• Challenge
Write out the listing exactly as it is given.

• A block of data
━━━

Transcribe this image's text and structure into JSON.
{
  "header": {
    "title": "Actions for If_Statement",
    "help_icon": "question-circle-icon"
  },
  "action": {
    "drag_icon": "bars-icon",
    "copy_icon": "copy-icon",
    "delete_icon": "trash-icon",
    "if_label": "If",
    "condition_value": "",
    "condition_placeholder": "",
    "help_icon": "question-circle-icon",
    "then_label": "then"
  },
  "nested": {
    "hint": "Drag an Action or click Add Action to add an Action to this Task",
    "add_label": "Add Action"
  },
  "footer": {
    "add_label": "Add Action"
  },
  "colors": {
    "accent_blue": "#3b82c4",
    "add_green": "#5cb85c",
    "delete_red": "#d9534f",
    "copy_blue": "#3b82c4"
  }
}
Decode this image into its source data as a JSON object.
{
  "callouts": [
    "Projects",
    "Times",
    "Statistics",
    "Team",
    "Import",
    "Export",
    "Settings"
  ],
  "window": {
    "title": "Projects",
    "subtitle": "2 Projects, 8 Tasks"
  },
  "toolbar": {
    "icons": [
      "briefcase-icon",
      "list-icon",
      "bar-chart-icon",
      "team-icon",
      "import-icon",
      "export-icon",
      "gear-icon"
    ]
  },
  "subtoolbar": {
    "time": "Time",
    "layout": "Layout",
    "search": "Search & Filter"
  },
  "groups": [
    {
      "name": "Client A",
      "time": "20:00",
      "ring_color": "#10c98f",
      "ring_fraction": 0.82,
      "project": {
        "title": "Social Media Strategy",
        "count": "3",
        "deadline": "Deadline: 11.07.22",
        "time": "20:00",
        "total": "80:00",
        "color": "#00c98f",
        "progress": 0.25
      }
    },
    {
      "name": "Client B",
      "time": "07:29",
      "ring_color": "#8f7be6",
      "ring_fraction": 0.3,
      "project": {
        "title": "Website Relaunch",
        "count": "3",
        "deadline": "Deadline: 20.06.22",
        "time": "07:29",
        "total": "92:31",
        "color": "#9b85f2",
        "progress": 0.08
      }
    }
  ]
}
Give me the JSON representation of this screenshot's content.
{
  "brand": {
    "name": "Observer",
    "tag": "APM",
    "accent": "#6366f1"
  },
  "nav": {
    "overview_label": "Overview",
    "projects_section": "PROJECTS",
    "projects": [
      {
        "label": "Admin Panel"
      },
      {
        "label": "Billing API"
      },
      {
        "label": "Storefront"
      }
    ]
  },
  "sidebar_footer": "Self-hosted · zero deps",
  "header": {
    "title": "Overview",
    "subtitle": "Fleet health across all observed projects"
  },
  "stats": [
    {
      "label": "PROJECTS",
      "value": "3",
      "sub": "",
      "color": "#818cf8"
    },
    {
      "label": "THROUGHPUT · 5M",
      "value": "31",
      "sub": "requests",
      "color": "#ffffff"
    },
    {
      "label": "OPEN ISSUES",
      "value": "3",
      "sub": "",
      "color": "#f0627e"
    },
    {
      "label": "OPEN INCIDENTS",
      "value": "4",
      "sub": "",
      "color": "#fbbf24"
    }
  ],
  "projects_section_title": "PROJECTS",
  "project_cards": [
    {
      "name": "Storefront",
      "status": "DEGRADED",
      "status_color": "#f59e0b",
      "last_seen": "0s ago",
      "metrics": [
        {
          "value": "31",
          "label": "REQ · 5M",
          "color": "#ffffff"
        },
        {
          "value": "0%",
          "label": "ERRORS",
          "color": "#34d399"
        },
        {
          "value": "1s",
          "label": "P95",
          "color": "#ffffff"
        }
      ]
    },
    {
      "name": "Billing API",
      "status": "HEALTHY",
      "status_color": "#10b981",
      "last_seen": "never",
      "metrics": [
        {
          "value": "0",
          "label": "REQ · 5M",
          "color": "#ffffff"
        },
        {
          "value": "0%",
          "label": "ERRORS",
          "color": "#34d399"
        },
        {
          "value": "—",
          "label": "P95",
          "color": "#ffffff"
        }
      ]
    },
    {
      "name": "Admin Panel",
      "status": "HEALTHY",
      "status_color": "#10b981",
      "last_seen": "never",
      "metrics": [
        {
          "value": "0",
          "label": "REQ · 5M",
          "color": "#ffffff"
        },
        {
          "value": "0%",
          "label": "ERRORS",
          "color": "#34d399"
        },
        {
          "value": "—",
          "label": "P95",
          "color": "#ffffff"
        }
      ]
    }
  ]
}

━━━

• Result of the exercise
Transcribe this image's text and structure into JSON.
{
  "header": {
    "title": "Actions for If_Statement",
    "help_icon": "question-circle-icon"
  },
  "action": {
    "drag_icon": "bars-icon",
    "copy_icon": "copy-icon",
    "delete_icon": "trash-icon",
    "if_label": "If",
    "condition_value": "",
    "condition_placeholder": "",
    "help_icon": "question-circle-icon",
    "then_label": "then"
  },
  "nested": {
    "hint": "Drag an Action or click Add Action to add an Action to this Task",
    "add_label": "Add Action"
  },
  "footer": {
    "add_label": "Add Action"
  },
  "colors": {
    "accent_blue": "#3b82c4",
    "add_green": "#5cb85c",
    "delete_red": "#d9534f",
    "copy_blue": "#3b82c4"
  }
}
Decode this image into its source data as a JSON object.
{
  "callouts": [
    "Projects",
    "Times",
    "Statistics",
    "Team",
    "Import",
    "Export",
    "Settings"
  ],
  "window": {
    "title": "Projects",
    "subtitle": "2 Projects, 8 Tasks"
  },
  "toolbar": {
    "icons": [
      "briefcase-icon",
      "list-icon",
      "bar-chart-icon",
      "team-icon",
      "import-icon",
      "export-icon",
      "gear-icon"
    ]
  },
  "subtoolbar": {
    "time": "Time",
    "layout": "Layout",
    "search": "Search & Filter"
  },
  "groups": [
    {
      "name": "Client A",
      "time": "20:00",
      "ring_color": "#10c98f",
      "ring_fraction": 0.82,
      "project": {
        "title": "Social Media Strategy",
        "count": "3",
        "deadline": "Deadline: 11.07.22",
        "time": "20:00",
        "total": "80:00",
        "color": "#00c98f",
        "progress": 0.25
      }
    },
    {
      "name": "Client B",
      "time": "07:29",
      "ring_color": "#8f7be6",
      "ring_fraction": 0.3,
      "project": {
        "title": "Website Relaunch",
        "count": "3",
        "deadline": "Deadline: 20.06.22",
        "time": "07:29",
        "total": "92:31",
        "color": "#9b85f2",
        "progress": 0.08
      }
    }
  ]
}
Give me the JSON representation of this screenshot's content.
{
  "brand": {
    "name": "Observer",
    "tag": "APM",
    "accent": "#6366f1"
  },
  "nav": {
    "overview_label": "Overview",
    "projects_section": "PROJECTS",
    "projects": [
      {
        "label": "Admin Panel"
      },
      {
        "label": "Billing API"
      },
      {
        "label": "Storefront"
      }
    ]
  },
  "sidebar_footer": "Self-hosted · zero deps",
  "header": {
    "title": "Overview",
    "subtitle": "Fleet health across all observed projects"
  },
  "stats": [
    {
      "label": "PROJECTS",
      "value": "3",
      "sub": "",
      "color": "#818cf8"
    },
    {
      "label": "THROUGHPUT · 5M",
      "value": "31",
      "sub": "requests",
      "color": "#ffffff"
    },
    {
      "label": "OPEN ISSUES",
      "value": "3",
      "sub": "",
      "color": "#f0627e"
    },
    {
      "label": "OPEN INCIDENTS",
      "value": "4",
      "sub": "",
      "color": "#fbbf24"
    }
  ],
  "projects_section_title": "PROJECTS",
  "project_cards": [
    {
      "name": "Storefront",
      "status": "DEGRADED",
      "status_color": "#f59e0b",
      "last_seen": "0s ago",
      "metrics": [
        {
          "value": "31",
          "label": "REQ · 5M",
          "color": "#ffffff"
        },
        {
          "value": "0%",
          "label": "ERRORS",
          "color": "#34d399"
        },
        {
          "value": "1s",
          "label": "P95",
          "color": "#ffffff"
        }
      ]
    },
    {
      "name": "Billing API",
      "status": "HEALTHY",
      "status_color": "#10b981",
      "last_seen": "never",
      "metrics": [
        {
          "value": "0",
          "label": "REQ · 5M",
          "color": "#ffffff"
        },
        {
          "value": "0%",
          "label": "ERRORS",
          "color": "#34d399"
        },
        {
          "value": "—",
          "label": "P95",
          "color": "#ffffff"
        }
      ]
    },
    {
      "name": "Admin Panel",
      "status": "HEALTHY",
      "status_color": "#10b981",
      "last_seen": "never",
      "metrics": [
        {
          "value": "0",
          "label": "REQ · 5M",
          "color": "#ffffff"
        },
        {
          "value": "0%",
          "label": "ERRORS",
          "color": "#34d399"
        },
        {
          "value": "—",
          "label": "P95",
          "color": "#ffffff"
        }
      ]
    }
  ]
}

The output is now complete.